Raw records:
__________
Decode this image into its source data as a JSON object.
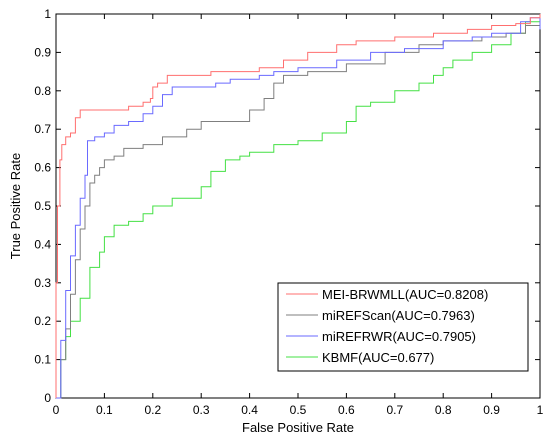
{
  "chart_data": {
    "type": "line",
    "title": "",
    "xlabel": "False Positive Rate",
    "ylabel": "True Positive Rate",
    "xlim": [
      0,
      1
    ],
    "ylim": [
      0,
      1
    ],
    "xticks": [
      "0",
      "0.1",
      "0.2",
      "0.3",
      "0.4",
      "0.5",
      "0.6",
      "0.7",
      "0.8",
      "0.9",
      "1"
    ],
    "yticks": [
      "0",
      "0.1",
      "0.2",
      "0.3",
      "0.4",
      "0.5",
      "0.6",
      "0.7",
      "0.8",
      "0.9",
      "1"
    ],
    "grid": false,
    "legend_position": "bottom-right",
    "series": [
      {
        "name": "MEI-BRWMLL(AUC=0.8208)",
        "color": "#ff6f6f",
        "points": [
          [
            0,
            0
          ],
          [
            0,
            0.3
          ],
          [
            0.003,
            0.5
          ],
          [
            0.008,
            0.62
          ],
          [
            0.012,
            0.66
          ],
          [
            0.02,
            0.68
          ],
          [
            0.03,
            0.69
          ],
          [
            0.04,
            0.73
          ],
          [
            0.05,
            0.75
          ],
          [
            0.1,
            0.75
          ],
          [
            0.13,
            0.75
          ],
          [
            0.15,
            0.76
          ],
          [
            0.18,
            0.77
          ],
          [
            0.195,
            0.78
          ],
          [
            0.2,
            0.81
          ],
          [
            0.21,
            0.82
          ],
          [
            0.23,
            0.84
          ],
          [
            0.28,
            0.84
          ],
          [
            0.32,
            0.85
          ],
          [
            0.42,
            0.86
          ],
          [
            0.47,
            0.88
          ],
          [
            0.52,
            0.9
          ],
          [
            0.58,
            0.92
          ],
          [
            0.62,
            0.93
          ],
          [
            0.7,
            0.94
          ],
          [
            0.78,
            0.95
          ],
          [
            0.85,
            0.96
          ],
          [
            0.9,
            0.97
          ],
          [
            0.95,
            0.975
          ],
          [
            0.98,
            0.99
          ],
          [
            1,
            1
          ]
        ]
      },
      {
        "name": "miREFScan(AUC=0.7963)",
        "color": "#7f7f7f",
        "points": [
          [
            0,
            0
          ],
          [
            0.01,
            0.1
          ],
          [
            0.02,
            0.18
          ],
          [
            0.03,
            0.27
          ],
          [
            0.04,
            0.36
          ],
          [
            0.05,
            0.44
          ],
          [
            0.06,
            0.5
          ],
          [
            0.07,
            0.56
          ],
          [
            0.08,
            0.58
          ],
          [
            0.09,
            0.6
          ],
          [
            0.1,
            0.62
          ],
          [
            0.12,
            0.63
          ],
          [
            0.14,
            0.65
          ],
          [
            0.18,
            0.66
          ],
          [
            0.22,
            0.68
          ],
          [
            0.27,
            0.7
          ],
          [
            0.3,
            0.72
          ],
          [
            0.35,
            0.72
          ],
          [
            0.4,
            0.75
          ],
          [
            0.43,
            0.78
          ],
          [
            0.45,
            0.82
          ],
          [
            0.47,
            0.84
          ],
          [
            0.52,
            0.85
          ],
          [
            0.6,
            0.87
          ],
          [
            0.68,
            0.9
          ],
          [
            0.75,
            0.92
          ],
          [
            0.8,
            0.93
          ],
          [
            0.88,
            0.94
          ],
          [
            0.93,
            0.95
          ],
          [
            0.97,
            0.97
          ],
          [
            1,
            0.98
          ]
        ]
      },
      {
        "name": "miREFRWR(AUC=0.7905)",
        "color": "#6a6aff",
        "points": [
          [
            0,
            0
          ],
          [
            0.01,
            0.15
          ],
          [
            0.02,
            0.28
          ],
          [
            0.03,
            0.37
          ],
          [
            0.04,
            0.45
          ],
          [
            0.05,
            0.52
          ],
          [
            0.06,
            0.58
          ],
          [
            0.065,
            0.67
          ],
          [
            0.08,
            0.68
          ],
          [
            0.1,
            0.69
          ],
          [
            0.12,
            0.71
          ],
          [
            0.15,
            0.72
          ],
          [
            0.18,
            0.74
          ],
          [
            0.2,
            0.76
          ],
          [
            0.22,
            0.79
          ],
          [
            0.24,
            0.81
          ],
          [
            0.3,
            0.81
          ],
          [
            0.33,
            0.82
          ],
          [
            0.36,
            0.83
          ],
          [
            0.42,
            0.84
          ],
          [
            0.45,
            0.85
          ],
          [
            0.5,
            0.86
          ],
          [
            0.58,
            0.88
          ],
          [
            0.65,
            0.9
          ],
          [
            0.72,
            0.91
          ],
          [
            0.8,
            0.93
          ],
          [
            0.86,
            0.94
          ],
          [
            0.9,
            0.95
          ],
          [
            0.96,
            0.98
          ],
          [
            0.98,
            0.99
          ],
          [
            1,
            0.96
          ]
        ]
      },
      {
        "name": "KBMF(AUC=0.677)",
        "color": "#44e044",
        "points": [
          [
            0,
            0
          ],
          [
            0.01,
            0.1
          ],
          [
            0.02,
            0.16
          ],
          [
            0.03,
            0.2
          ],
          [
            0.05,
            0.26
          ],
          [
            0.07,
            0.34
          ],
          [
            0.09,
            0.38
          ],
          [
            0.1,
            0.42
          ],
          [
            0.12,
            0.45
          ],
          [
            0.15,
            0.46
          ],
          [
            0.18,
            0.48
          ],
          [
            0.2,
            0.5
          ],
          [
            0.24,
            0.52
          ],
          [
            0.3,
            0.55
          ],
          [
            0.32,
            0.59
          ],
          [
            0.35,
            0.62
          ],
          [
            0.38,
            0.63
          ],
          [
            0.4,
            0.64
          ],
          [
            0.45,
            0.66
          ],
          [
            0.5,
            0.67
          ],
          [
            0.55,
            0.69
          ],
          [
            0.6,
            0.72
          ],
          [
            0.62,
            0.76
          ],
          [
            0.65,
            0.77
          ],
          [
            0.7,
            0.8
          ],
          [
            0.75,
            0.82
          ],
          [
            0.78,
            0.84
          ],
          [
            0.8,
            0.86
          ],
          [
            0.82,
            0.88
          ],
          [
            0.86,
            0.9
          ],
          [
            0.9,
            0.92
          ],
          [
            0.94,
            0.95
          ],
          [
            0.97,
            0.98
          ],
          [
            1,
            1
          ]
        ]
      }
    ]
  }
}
__________
Request:
Transcribe every record above exactly as written, leaving out any pictures.

Correct output:
Decode this image into its source data as a JSON object.
{
  "chart_data": {
    "type": "line",
    "title": "",
    "xlabel": "False Positive Rate",
    "ylabel": "True Positive Rate",
    "xlim": [
      0,
      1
    ],
    "ylim": [
      0,
      1
    ],
    "xticks": [
      "0",
      "0.1",
      "0.2",
      "0.3",
      "0.4",
      "0.5",
      "0.6",
      "0.7",
      "0.8",
      "0.9",
      "1"
    ],
    "yticks": [
      "0",
      "0.1",
      "0.2",
      "0.3",
      "0.4",
      "0.5",
      "0.6",
      "0.7",
      "0.8",
      "0.9",
      "1"
    ],
    "grid": false,
    "legend_position": "bottom-right",
    "series": [
      {
        "name": "MEI-BRWMLL(AUC=0.8208)",
        "color": "#ff6f6f",
        "points": [
          [
            0,
            0
          ],
          [
            0,
            0.3
          ],
          [
            0.003,
            0.5
          ],
          [
            0.008,
            0.62
          ],
          [
            0.012,
            0.66
          ],
          [
            0.02,
            0.68
          ],
          [
            0.03,
            0.69
          ],
          [
            0.04,
            0.73
          ],
          [
            0.05,
            0.75
          ],
          [
            0.1,
            0.75
          ],
          [
            0.13,
            0.75
          ],
          [
            0.15,
            0.76
          ],
          [
            0.18,
            0.77
          ],
          [
            0.195,
            0.78
          ],
          [
            0.2,
            0.81
          ],
          [
            0.21,
            0.82
          ],
          [
            0.23,
            0.84
          ],
          [
            0.28,
            0.84
          ],
          [
            0.32,
            0.85
          ],
          [
            0.42,
            0.86
          ],
          [
            0.47,
            0.88
          ],
          [
            0.52,
            0.9
          ],
          [
            0.58,
            0.92
          ],
          [
            0.62,
            0.93
          ],
          [
            0.7,
            0.94
          ],
          [
            0.78,
            0.95
          ],
          [
            0.85,
            0.96
          ],
          [
            0.9,
            0.97
          ],
          [
            0.95,
            0.975
          ],
          [
            0.98,
            0.99
          ],
          [
            1,
            1
          ]
        ]
      },
      {
        "name": "miREFScan(AUC=0.7963)",
        "color": "#7f7f7f",
        "points": [
          [
            0,
            0
          ],
          [
            0.01,
            0.1
          ],
          [
            0.02,
            0.18
          ],
          [
            0.03,
            0.27
          ],
          [
            0.04,
            0.36
          ],
          [
            0.05,
            0.44
          ],
          [
            0.06,
            0.5
          ],
          [
            0.07,
            0.56
          ],
          [
            0.08,
            0.58
          ],
          [
            0.09,
            0.6
          ],
          [
            0.1,
            0.62
          ],
          [
            0.12,
            0.63
          ],
          [
            0.14,
            0.65
          ],
          [
            0.18,
            0.66
          ],
          [
            0.22,
            0.68
          ],
          [
            0.27,
            0.7
          ],
          [
            0.3,
            0.72
          ],
          [
            0.35,
            0.72
          ],
          [
            0.4,
            0.75
          ],
          [
            0.43,
            0.78
          ],
          [
            0.45,
            0.82
          ],
          [
            0.47,
            0.84
          ],
          [
            0.52,
            0.85
          ],
          [
            0.6,
            0.87
          ],
          [
            0.68,
            0.9
          ],
          [
            0.75,
            0.92
          ],
          [
            0.8,
            0.93
          ],
          [
            0.88,
            0.94
          ],
          [
            0.93,
            0.95
          ],
          [
            0.97,
            0.97
          ],
          [
            1,
            0.98
          ]
        ]
      },
      {
        "name": "miREFRWR(AUC=0.7905)",
        "color": "#6a6aff",
        "points": [
          [
            0,
            0
          ],
          [
            0.01,
            0.15
          ],
          [
            0.02,
            0.28
          ],
          [
            0.03,
            0.37
          ],
          [
            0.04,
            0.45
          ],
          [
            0.05,
            0.52
          ],
          [
            0.06,
            0.58
          ],
          [
            0.065,
            0.67
          ],
          [
            0.08,
            0.68
          ],
          [
            0.1,
            0.69
          ],
          [
            0.12,
            0.71
          ],
          [
            0.15,
            0.72
          ],
          [
            0.18,
            0.74
          ],
          [
            0.2,
            0.76
          ],
          [
            0.22,
            0.79
          ],
          [
            0.24,
            0.81
          ],
          [
            0.3,
            0.81
          ],
          [
            0.33,
            0.82
          ],
          [
            0.36,
            0.83
          ],
          [
            0.42,
            0.84
          ],
          [
            0.45,
            0.85
          ],
          [
            0.5,
            0.86
          ],
          [
            0.58,
            0.88
          ],
          [
            0.65,
            0.9
          ],
          [
            0.72,
            0.91
          ],
          [
            0.8,
            0.93
          ],
          [
            0.86,
            0.94
          ],
          [
            0.9,
            0.95
          ],
          [
            0.96,
            0.98
          ],
          [
            0.98,
            0.99
          ],
          [
            1,
            0.96
          ]
        ]
      },
      {
        "name": "KBMF(AUC=0.677)",
        "color": "#44e044",
        "points": [
          [
            0,
            0
          ],
          [
            0.01,
            0.1
          ],
          [
            0.02,
            0.16
          ],
          [
            0.03,
            0.2
          ],
          [
            0.05,
            0.26
          ],
          [
            0.07,
            0.34
          ],
          [
            0.09,
            0.38
          ],
          [
            0.1,
            0.42
          ],
          [
            0.12,
            0.45
          ],
          [
            0.15,
            0.46
          ],
          [
            0.18,
            0.48
          ],
          [
            0.2,
            0.5
          ],
          [
            0.24,
            0.52
          ],
          [
            0.3,
            0.55
          ],
          [
            0.32,
            0.59
          ],
          [
            0.35,
            0.62
          ],
          [
            0.38,
            0.63
          ],
          [
            0.4,
            0.64
          ],
          [
            0.45,
            0.66
          ],
          [
            0.5,
            0.67
          ],
          [
            0.55,
            0.69
          ],
          [
            0.6,
            0.72
          ],
          [
            0.62,
            0.76
          ],
          [
            0.65,
            0.77
          ],
          [
            0.7,
            0.8
          ],
          [
            0.75,
            0.82
          ],
          [
            0.78,
            0.84
          ],
          [
            0.8,
            0.86
          ],
          [
            0.82,
            0.88
          ],
          [
            0.86,
            0.9
          ],
          [
            0.9,
            0.92
          ],
          [
            0.94,
            0.95
          ],
          [
            0.97,
            0.98
          ],
          [
            1,
            1
          ]
        ]
      }
    ]
  }
}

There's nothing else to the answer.